TASK GOAL: Extract each line of the data and write it out again exactly.

☆ ☆ ☆ ☆

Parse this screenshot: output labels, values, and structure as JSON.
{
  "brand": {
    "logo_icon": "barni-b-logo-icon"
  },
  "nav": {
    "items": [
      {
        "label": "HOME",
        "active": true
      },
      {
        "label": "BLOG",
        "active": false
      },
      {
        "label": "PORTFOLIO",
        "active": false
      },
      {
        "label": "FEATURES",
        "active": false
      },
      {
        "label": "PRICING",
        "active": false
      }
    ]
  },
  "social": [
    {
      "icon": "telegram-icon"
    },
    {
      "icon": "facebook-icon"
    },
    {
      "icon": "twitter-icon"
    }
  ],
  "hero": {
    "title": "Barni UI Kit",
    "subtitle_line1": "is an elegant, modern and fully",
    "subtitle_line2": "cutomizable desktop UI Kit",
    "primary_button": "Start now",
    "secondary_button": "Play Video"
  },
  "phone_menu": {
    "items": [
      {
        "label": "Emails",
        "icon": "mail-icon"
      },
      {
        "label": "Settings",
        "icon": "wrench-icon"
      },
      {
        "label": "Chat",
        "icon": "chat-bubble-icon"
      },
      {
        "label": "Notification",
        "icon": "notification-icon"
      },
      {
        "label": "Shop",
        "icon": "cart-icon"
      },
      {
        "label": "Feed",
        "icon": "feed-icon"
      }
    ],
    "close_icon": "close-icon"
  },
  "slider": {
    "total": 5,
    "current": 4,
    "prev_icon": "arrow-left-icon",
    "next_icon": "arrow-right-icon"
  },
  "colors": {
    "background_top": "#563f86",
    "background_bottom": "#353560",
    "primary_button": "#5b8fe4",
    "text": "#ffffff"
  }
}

☆ ☆ ☆ ☆

RESULT FOR THIS EXERCISE:
Parse this screenshot: output labels, values, and structure as JSON.
{
  "brand": {
    "logo_icon": "barni-b-logo-icon"
  },
  "nav": {
    "items": [
      {
        "label": "HOME",
        "active": true
      },
      {
        "label": "BLOG",
        "active": false
      },
      {
        "label": "PORTFOLIO",
        "active": false
      },
      {
        "label": "FEATURES",
        "active": false
      },
      {
        "label": "PRICING",
        "active": false
      }
    ]
  },
  "social": [
    {
      "icon": "telegram-icon"
    },
    {
      "icon": "facebook-icon"
    },
    {
      "icon": "twitter-icon"
    }
  ],
  "hero": {
    "title": "Barni UI Kit",
    "subtitle_line1": "is an elegant, modern and fully",
    "subtitle_line2": "cutomizable desktop UI Kit",
    "primary_button": "Start now",
    "secondary_button": "Play Video"
  },
  "phone_menu": {
    "items": [
      {
        "label": "Emails",
        "icon": "mail-icon"
      },
      {
        "label": "Settings",
        "icon": "wrench-icon"
      },
      {
        "label": "Chat",
        "icon": "chat-bubble-icon"
      },
      {
        "label": "Notification",
        "icon": "notification-icon"
      },
      {
        "label": "Shop",
        "icon": "cart-icon"
      },
      {
        "label": "Feed",
        "icon": "feed-icon"
      }
    ],
    "close_icon": "close-icon"
  },
  "slider": {
    "total": 5,
    "current": 4,
    "prev_icon": "arrow-left-icon",
    "next_icon": "arrow-right-icon"
  },
  "colors": {
    "background_top": "#563f86",
    "background_bottom": "#353560",
    "primary_button": "#5b8fe4",
    "text": "#ffffff"
  }
}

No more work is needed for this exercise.